# Aim:
Copy out every line that contains "خوان".

# Provided entries:
>> BEGIN
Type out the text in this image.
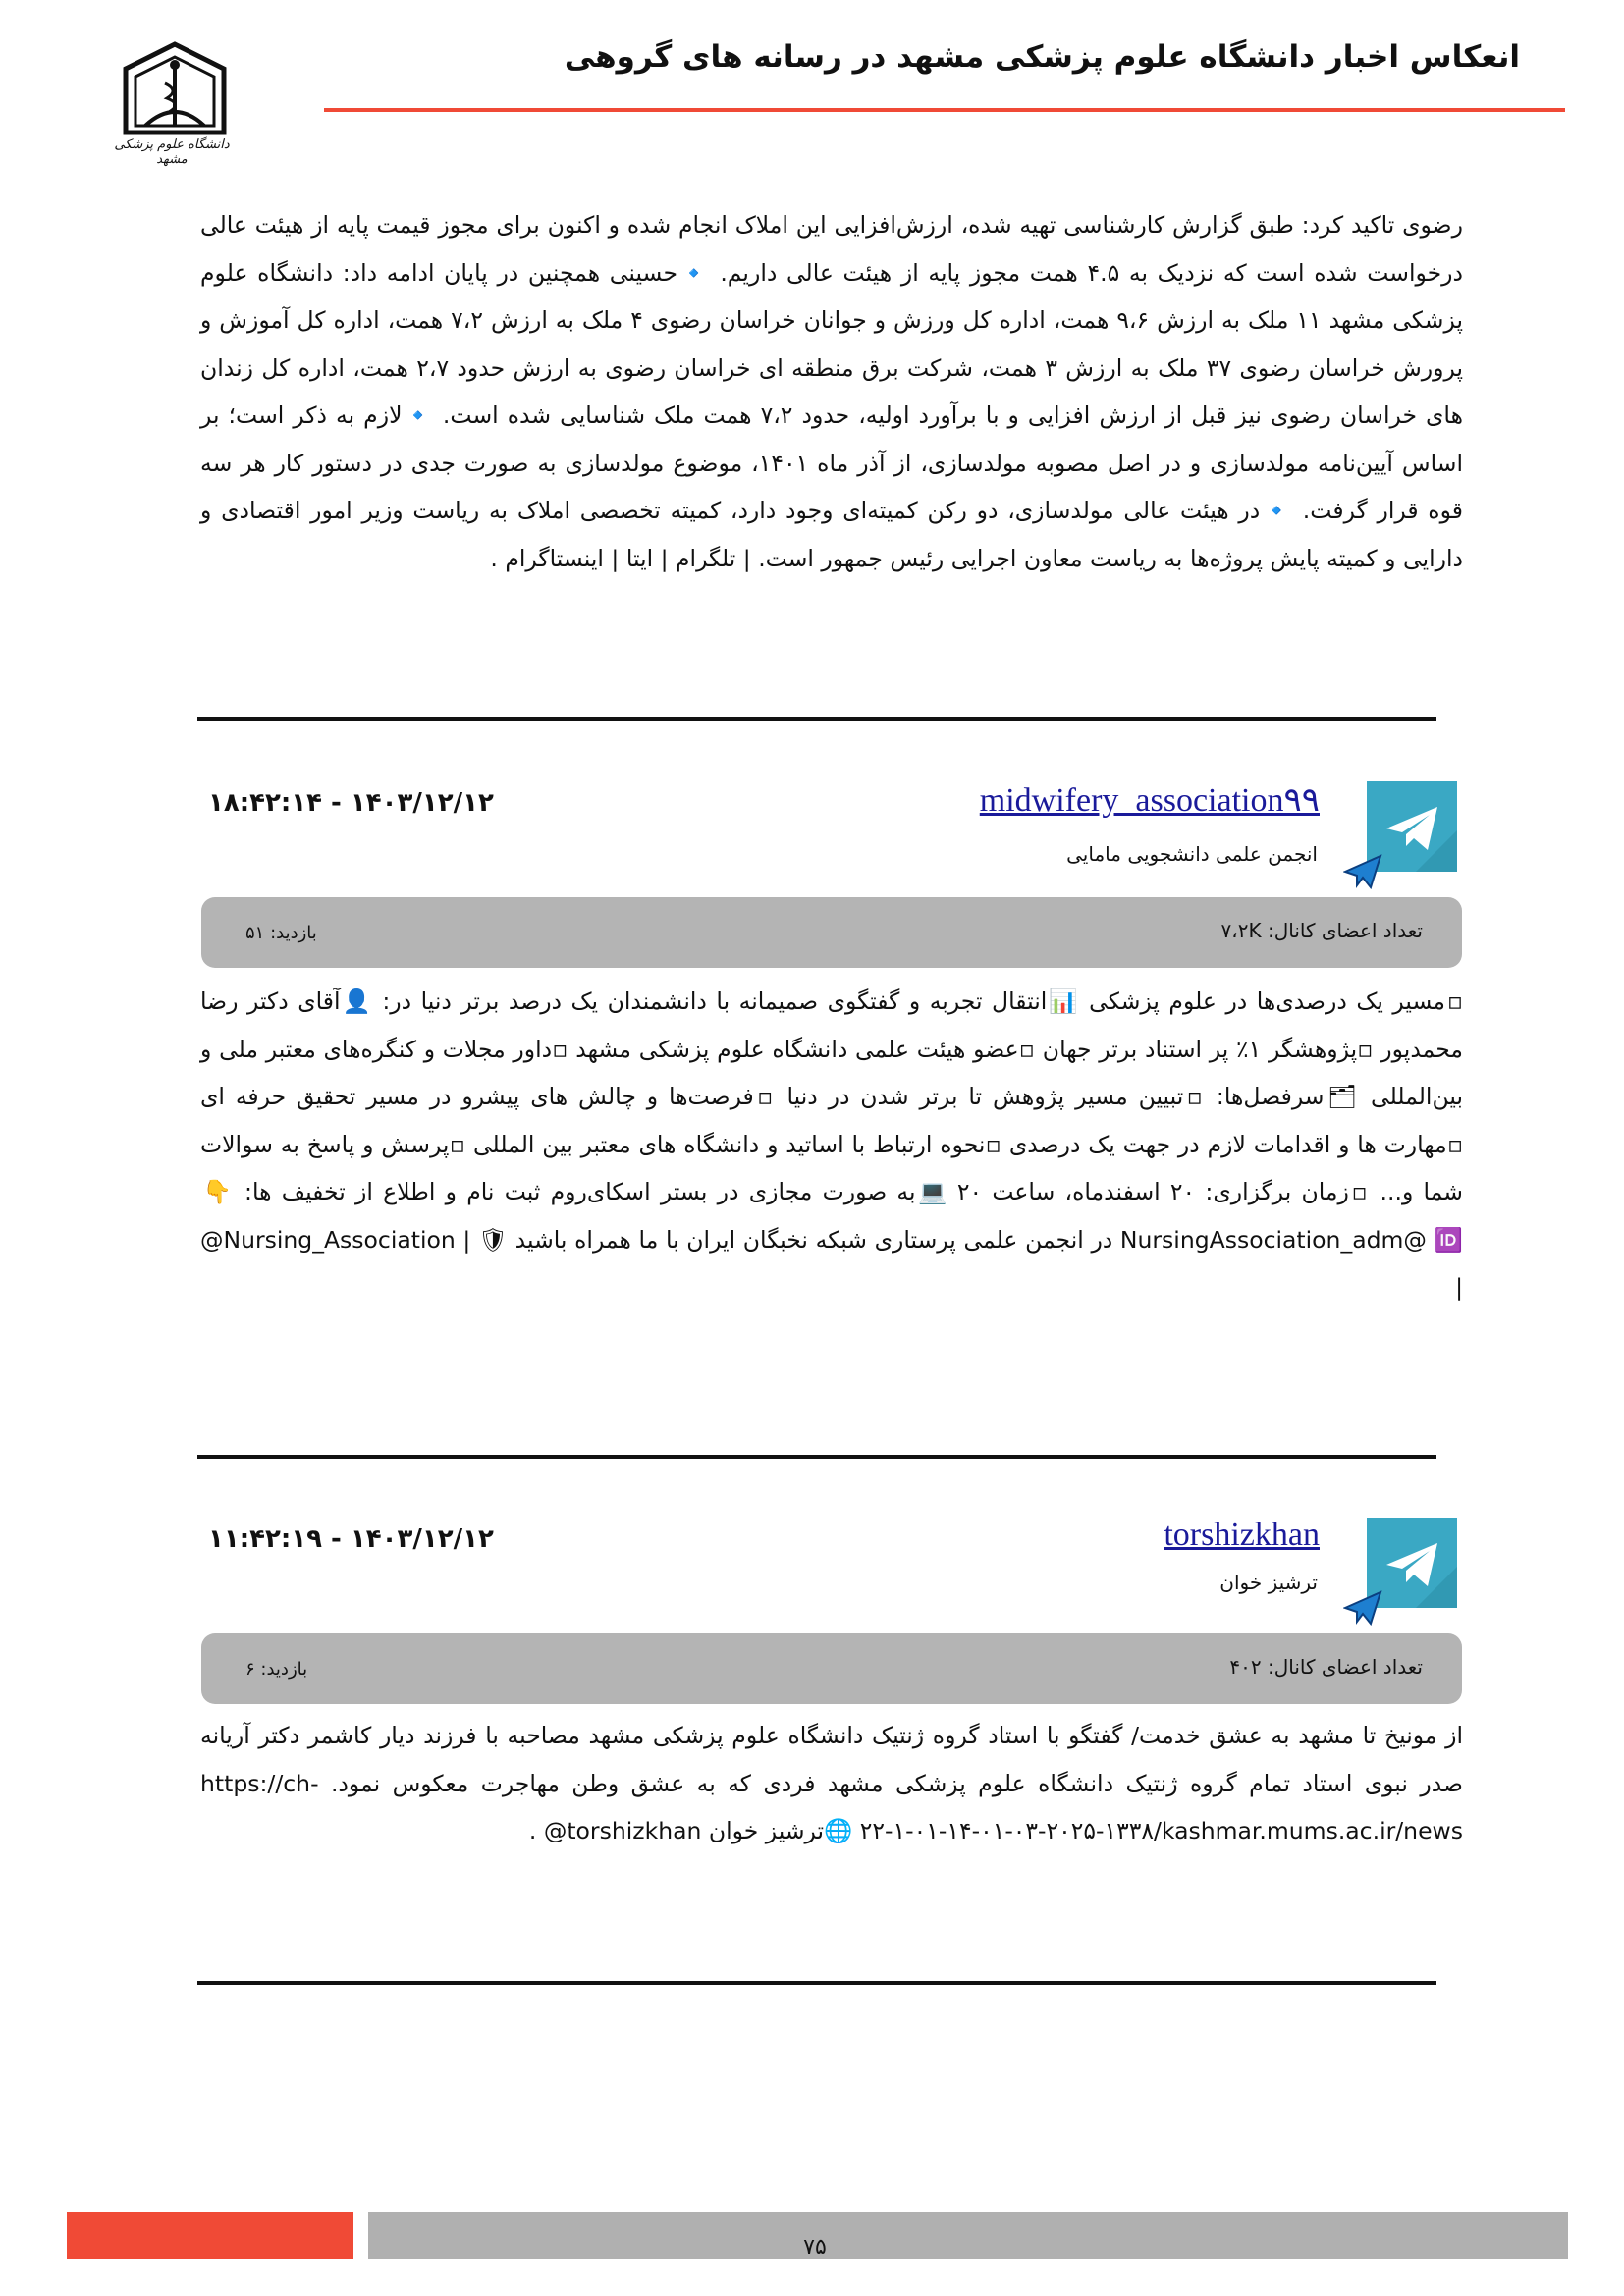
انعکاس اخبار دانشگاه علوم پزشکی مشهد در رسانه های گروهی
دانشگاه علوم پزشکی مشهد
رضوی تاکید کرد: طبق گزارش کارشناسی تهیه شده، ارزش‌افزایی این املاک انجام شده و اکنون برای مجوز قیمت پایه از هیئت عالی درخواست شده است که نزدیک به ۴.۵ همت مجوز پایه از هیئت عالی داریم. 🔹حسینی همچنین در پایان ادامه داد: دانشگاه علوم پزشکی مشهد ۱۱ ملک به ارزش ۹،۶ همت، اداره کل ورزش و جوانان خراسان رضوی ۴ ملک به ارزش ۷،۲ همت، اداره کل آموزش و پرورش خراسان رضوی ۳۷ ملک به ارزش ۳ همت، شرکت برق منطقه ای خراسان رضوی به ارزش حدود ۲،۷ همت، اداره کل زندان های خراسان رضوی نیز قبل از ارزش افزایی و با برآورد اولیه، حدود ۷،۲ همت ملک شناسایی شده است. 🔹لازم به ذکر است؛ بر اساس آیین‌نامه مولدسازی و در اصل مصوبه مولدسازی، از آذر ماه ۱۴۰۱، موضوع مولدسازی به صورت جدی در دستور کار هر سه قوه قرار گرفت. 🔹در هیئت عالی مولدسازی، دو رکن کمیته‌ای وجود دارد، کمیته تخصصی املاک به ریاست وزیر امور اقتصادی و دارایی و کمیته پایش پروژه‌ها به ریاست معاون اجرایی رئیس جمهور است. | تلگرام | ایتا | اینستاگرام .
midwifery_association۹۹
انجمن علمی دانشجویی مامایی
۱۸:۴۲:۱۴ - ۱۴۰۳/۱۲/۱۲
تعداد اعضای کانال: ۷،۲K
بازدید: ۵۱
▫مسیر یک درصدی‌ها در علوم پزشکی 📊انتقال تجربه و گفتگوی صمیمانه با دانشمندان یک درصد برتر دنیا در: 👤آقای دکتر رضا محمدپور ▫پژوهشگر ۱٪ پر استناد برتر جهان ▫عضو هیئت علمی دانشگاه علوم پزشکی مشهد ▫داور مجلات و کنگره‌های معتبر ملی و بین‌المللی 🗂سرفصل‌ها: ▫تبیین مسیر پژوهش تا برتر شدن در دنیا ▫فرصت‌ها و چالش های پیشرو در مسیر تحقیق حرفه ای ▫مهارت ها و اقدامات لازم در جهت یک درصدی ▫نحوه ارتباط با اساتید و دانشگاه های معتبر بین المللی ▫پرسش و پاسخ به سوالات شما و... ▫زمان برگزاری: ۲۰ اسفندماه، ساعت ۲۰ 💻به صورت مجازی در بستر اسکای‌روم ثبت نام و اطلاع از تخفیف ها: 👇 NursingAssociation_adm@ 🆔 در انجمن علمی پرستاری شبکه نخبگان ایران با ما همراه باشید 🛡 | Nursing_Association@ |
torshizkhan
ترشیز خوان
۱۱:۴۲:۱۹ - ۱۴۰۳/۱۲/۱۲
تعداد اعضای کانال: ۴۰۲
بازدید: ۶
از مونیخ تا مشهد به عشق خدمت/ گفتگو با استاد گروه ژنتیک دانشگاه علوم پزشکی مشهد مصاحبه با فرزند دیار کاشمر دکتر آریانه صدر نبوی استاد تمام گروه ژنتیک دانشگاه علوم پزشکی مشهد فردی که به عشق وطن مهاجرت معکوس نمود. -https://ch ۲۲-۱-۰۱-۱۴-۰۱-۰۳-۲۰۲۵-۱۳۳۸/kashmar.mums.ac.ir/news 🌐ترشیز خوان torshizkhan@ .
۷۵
>> END
>> BEGIN
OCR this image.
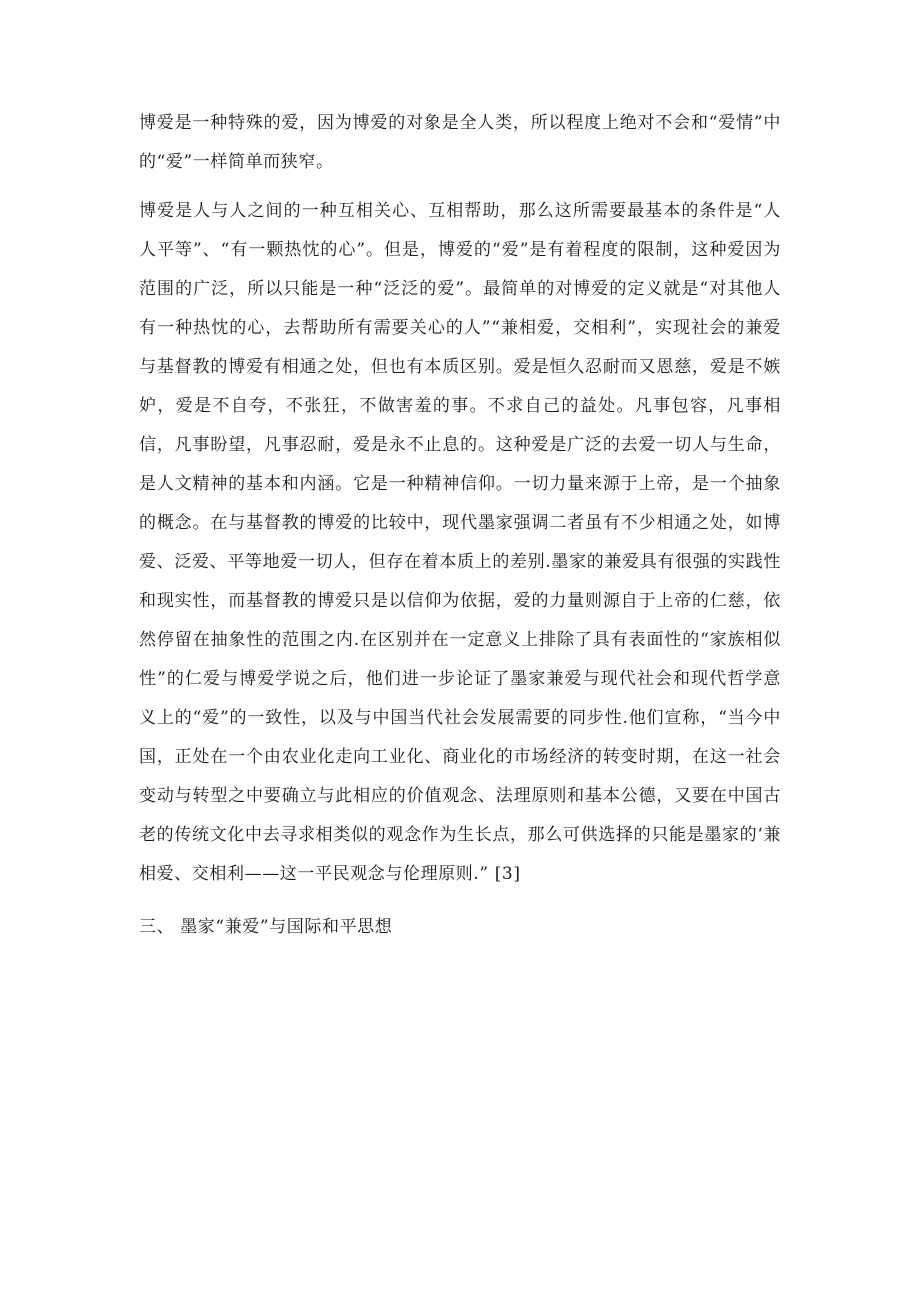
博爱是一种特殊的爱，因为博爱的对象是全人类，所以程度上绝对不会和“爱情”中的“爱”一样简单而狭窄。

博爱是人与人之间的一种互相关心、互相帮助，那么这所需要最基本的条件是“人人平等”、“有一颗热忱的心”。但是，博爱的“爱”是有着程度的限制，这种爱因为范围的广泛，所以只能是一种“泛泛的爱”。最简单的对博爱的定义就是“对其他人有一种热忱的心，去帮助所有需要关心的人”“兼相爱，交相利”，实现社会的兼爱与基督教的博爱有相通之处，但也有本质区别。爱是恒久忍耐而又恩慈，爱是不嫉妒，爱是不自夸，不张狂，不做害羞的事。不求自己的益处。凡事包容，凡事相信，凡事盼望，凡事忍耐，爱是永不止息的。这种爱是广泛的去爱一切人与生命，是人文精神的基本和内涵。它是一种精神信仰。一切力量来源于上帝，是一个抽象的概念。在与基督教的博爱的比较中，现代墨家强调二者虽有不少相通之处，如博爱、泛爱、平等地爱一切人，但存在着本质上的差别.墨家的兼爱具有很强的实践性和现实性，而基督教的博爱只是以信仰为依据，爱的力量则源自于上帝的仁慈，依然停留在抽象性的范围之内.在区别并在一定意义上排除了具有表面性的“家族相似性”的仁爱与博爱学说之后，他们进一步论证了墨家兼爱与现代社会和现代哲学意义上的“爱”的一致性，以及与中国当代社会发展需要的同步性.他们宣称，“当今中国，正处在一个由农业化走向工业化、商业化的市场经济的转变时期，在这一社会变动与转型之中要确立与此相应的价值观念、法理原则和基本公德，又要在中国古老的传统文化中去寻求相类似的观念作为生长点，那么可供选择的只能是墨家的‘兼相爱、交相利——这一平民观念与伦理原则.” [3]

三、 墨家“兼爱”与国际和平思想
>> END
>> BEGIN
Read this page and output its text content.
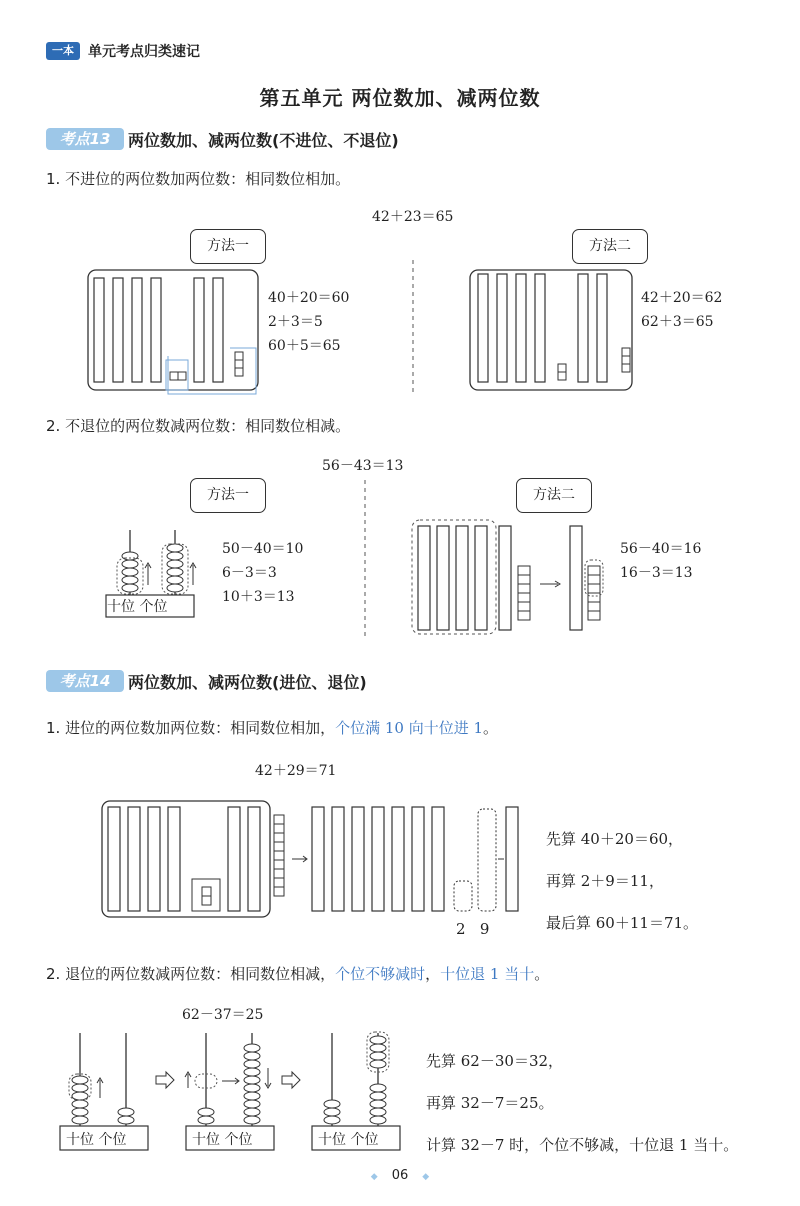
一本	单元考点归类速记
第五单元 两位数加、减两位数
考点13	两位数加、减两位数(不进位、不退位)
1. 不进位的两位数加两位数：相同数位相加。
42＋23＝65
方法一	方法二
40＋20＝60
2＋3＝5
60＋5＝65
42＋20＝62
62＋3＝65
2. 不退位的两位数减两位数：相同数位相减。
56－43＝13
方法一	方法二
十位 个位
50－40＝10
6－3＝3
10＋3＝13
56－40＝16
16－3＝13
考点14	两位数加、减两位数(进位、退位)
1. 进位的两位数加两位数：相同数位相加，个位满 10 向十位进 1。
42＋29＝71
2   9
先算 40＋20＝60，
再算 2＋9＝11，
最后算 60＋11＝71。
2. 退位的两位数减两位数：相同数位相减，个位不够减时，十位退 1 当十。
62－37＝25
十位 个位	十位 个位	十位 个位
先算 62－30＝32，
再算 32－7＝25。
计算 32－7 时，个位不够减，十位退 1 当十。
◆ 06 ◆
>> END
# Reply:
ترشیز خوان
از مونیخ تا مشهد به عشق خدمت/ گفتگو با استاد گروه ژنتیک دانشگاه علوم پزشکی مشهد مصاحبه با فرزند دیار کاشمر دکتر آریانه صدر نبوی استاد تمام گروه ژنتیک دانشگاه علوم پزشکی مشهد فردی که به عشق وطن مهاجرت معکوس نمود. -https://ch ۲۲-۱-۰۱-۱۴-۰۱-۰۳-۲۰۲۵-۱۳۳۸/kashmar.mums.ac.ir/news 🌐ترشیز خوان torshizkhan@ .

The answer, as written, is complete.